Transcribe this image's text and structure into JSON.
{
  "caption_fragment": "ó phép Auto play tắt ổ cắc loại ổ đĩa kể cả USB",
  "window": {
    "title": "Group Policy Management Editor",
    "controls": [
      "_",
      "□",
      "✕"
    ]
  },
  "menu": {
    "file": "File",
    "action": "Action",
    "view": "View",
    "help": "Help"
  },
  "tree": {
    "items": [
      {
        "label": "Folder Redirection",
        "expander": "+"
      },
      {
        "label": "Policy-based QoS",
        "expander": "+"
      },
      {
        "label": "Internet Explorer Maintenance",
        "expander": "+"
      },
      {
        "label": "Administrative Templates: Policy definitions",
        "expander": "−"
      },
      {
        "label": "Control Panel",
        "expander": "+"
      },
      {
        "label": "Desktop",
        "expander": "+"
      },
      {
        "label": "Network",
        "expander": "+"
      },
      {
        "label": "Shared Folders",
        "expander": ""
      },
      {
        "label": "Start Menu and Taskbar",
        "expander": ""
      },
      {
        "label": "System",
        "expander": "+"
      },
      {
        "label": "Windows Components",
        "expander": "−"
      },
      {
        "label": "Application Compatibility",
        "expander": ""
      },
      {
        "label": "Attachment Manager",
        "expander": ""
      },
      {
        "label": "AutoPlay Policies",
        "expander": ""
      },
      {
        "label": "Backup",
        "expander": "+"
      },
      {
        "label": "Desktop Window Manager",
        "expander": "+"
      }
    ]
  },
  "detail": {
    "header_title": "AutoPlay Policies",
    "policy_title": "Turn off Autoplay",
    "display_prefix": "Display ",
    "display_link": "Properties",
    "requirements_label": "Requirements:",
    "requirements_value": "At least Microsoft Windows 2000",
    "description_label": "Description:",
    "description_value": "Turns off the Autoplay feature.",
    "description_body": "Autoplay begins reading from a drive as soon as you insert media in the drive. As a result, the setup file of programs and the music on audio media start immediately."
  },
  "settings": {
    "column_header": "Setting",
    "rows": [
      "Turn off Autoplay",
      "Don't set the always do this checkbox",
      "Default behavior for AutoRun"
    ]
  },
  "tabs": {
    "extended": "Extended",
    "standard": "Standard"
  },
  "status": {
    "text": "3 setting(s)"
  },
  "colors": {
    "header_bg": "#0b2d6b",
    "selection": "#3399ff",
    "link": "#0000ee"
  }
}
----
All of the data shown above must be copied exactly.

> _Exercise output_:
Transcribe this image's text and structure into JSON.
{
  "caption_fragment": "ó phép Auto play tắt ổ cắc loại ổ đĩa kể cả USB",
  "window": {
    "title": "Group Policy Management Editor",
    "controls": [
      "_",
      "□",
      "✕"
    ]
  },
  "menu": {
    "file": "File",
    "action": "Action",
    "view": "View",
    "help": "Help"
  },
  "tree": {
    "items": [
      {
        "label": "Folder Redirection",
        "expander": "+"
      },
      {
        "label": "Policy-based QoS",
        "expander": "+"
      },
      {
        "label": "Internet Explorer Maintenance",
        "expander": "+"
      },
      {
        "label": "Administrative Templates: Policy definitions",
        "expander": "−"
      },
      {
        "label": "Control Panel",
        "expander": "+"
      },
      {
        "label": "Desktop",
        "expander": "+"
      },
      {
        "label": "Network",
        "expander": "+"
      },
      {
        "label": "Shared Folders",
        "expander": ""
      },
      {
        "label": "Start Menu and Taskbar",
        "expander": ""
      },
      {
        "label": "System",
        "expander": "+"
      },
      {
        "label": "Windows Components",
        "expander": "−"
      },
      {
        "label": "Application Compatibility",
        "expander": ""
      },
      {
        "label": "Attachment Manager",
        "expander": ""
      },
      {
        "label": "AutoPlay Policies",
        "expander": ""
      },
      {
        "label": "Backup",
        "expander": "+"
      },
      {
        "label": "Desktop Window Manager",
        "expander": "+"
      }
    ]
  },
  "detail": {
    "header_title": "AutoPlay Policies",
    "policy_title": "Turn off Autoplay",
    "display_prefix": "Display ",
    "display_link": "Properties",
    "requirements_label": "Requirements:",
    "requirements_value": "At least Microsoft Windows 2000",
    "description_label": "Description:",
    "description_value": "Turns off the Autoplay feature.",
    "description_body": "Autoplay begins reading from a drive as soon as you insert media in the drive. As a result, the setup file of programs and the music on audio media start immediately."
  },
  "settings": {
    "column_header": "Setting",
    "rows": [
      "Turn off Autoplay",
      "Don't set the always do this checkbox",
      "Default behavior for AutoRun"
    ]
  },
  "tabs": {
    "extended": "Extended",
    "standard": "Standard"
  },
  "status": {
    "text": "3 setting(s)"
  },
  "colors": {
    "header_bg": "#0b2d6b",
    "selection": "#3399ff",
    "link": "#0000ee"
  }
}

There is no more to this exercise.